━━━━━ Record set ━━━━━
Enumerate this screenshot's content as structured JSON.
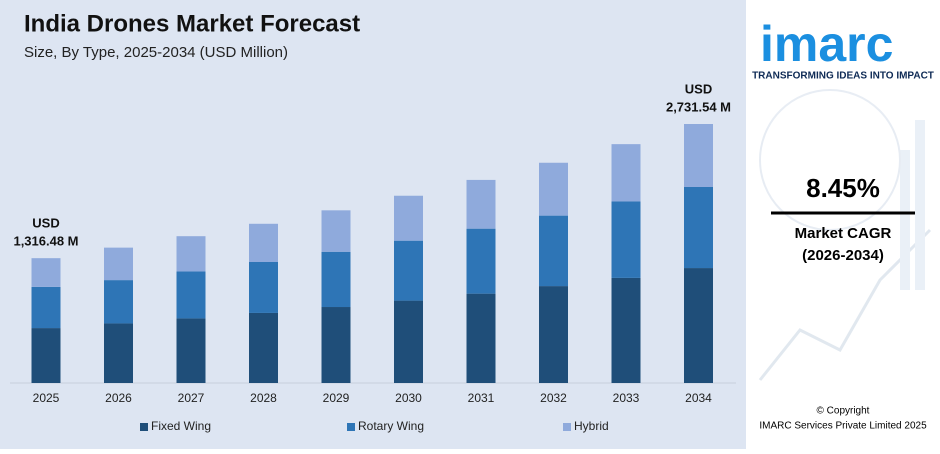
{
  "chart_data": {
    "type": "stacked-bar",
    "title": "India Drones Market Forecast",
    "subtitle": "Size, By Type, 2025-2034 (USD Million)",
    "categories": [
      "2025",
      "2026",
      "2027",
      "2028",
      "2029",
      "2030",
      "2031",
      "2032",
      "2033",
      "2034"
    ],
    "series": [
      {
        "name": "Fixed Wing",
        "color": "#1f4e79",
        "values": [
          579.25,
          628.2,
          681.3,
          738.8,
          801.3,
          869.0,
          942.4,
          1022.0,
          1108.4,
          1212.2
        ]
      },
      {
        "name": "Rotary Wing",
        "color": "#2e75b6",
        "values": [
          434.44,
          456.9,
          495.5,
          537.3,
          582.8,
          632.0,
          685.4,
          743.3,
          806.1,
          855.0
        ]
      },
      {
        "name": "Hybrid",
        "color": "#8faadc",
        "values": [
          302.79,
          342.6,
          371.5,
          403.1,
          437.0,
          473.9,
          514.0,
          557.5,
          604.6,
          664.34
        ]
      }
    ],
    "annotations": [
      {
        "category": "2025",
        "lines": [
          "USD",
          "1,316.48 M"
        ]
      },
      {
        "category": "2034",
        "lines": [
          "USD",
          "2,731.54 M"
        ]
      }
    ]
  },
  "panel": {
    "logo": "imarc",
    "tagline": "TRANSFORMING IDEAS INTO IMPACT",
    "cagr": "8.45%",
    "cagr_label": "Market CAGR",
    "cagr_period": "(2026-2034)",
    "copyright": "© Copyright",
    "owner": "IMARC Services Private Limited 2025"
  }
}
━━━━━
> _Exercise aim_:
Select the lines from the entries that include the word "Market".

> _Written response_:
    "title": "India Drones Market Forecast",
    "cagr_label": "Market CAGR",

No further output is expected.